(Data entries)
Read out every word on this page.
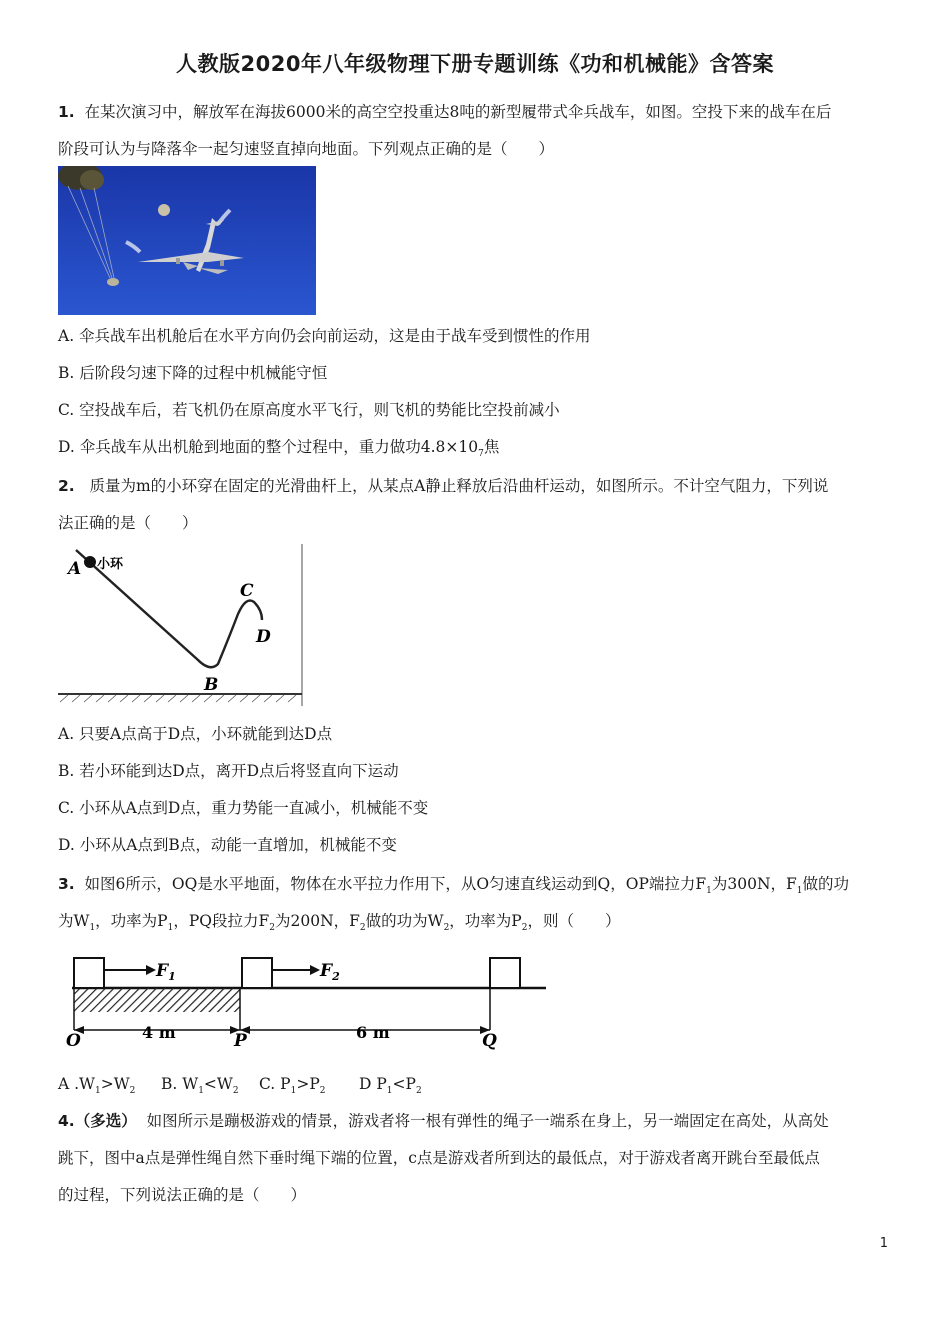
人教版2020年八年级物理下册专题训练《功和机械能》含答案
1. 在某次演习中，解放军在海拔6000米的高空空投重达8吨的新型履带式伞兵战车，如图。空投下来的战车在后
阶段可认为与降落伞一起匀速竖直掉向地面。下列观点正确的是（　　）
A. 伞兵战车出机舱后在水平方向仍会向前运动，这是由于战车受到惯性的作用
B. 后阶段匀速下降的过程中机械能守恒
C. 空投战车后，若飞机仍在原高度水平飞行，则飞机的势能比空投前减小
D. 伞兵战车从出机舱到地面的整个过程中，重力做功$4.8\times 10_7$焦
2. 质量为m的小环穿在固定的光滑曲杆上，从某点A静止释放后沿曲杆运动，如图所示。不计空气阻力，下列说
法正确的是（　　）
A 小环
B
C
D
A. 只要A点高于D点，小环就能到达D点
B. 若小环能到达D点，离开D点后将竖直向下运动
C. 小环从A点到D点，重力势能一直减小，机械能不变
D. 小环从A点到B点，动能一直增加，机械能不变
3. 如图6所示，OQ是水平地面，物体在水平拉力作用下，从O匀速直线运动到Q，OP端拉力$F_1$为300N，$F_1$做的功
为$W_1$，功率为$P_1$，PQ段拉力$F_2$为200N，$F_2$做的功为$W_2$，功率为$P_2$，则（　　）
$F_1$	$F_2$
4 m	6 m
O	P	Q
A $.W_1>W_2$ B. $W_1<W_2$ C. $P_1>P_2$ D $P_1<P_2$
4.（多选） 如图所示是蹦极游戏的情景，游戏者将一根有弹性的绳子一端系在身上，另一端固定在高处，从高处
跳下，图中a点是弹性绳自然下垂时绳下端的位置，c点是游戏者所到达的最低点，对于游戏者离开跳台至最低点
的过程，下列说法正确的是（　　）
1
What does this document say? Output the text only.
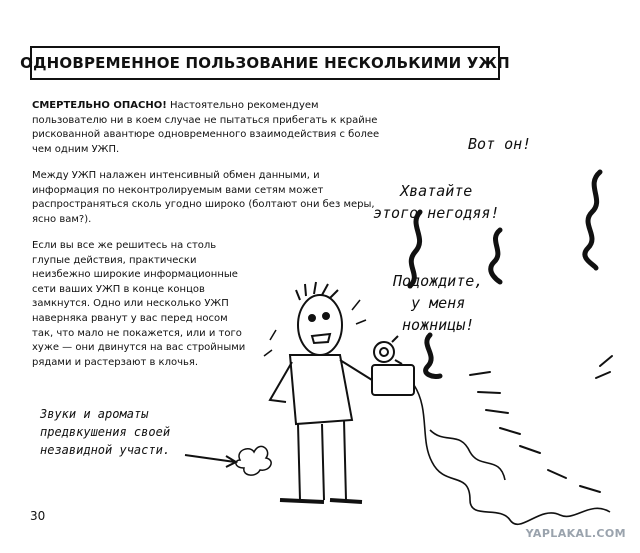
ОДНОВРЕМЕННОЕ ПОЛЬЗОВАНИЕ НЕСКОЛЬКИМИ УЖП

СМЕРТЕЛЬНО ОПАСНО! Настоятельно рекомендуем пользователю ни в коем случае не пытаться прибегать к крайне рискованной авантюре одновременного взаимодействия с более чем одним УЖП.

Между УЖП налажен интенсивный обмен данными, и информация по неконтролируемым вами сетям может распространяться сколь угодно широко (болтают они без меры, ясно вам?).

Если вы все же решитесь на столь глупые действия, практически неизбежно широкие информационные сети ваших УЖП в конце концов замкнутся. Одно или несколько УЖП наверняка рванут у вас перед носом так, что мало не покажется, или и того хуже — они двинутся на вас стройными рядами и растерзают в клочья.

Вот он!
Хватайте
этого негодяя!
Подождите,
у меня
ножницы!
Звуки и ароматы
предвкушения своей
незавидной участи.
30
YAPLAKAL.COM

▶ [What needs to be done]
Retype, without any picture, exactly the lines from the one with "What does this" through the end of the entries, inclusive.

▶ [Answer]
What does this document say? Output the text only.
ОДНОВРЕМЕННОЕ ПОЛЬЗОВАНИЕ НЕСКОЛЬКИМИ УЖП

СМЕРТЕЛЬНО ОПАСНО! Настоятельно рекомендуем пользователю ни в коем случае не пытаться прибегать к крайне рискованной авантюре одновременного взаимодействия с более чем одним УЖП.

Между УЖП налажен интенсивный обмен данными, и информация по неконтролируемым вами сетям может распространяться сколь угодно широко (болтают они без меры, ясно вам?).

Если вы все же решитесь на столь глупые действия, практически неизбежно широкие информационные сети ваших УЖП в конце концов замкнутся. Одно или несколько УЖП наверняка рванут у вас перед носом так, что мало не покажется, или и того хуже — они двинутся на вас стройными рядами и растерзают в клочья.

Вот он!
Хватайте
этого негодяя!
Подождите,
у меня
ножницы!
Звуки и ароматы
предвкушения своей
незавидной участи.
30
YAPLAKAL.COM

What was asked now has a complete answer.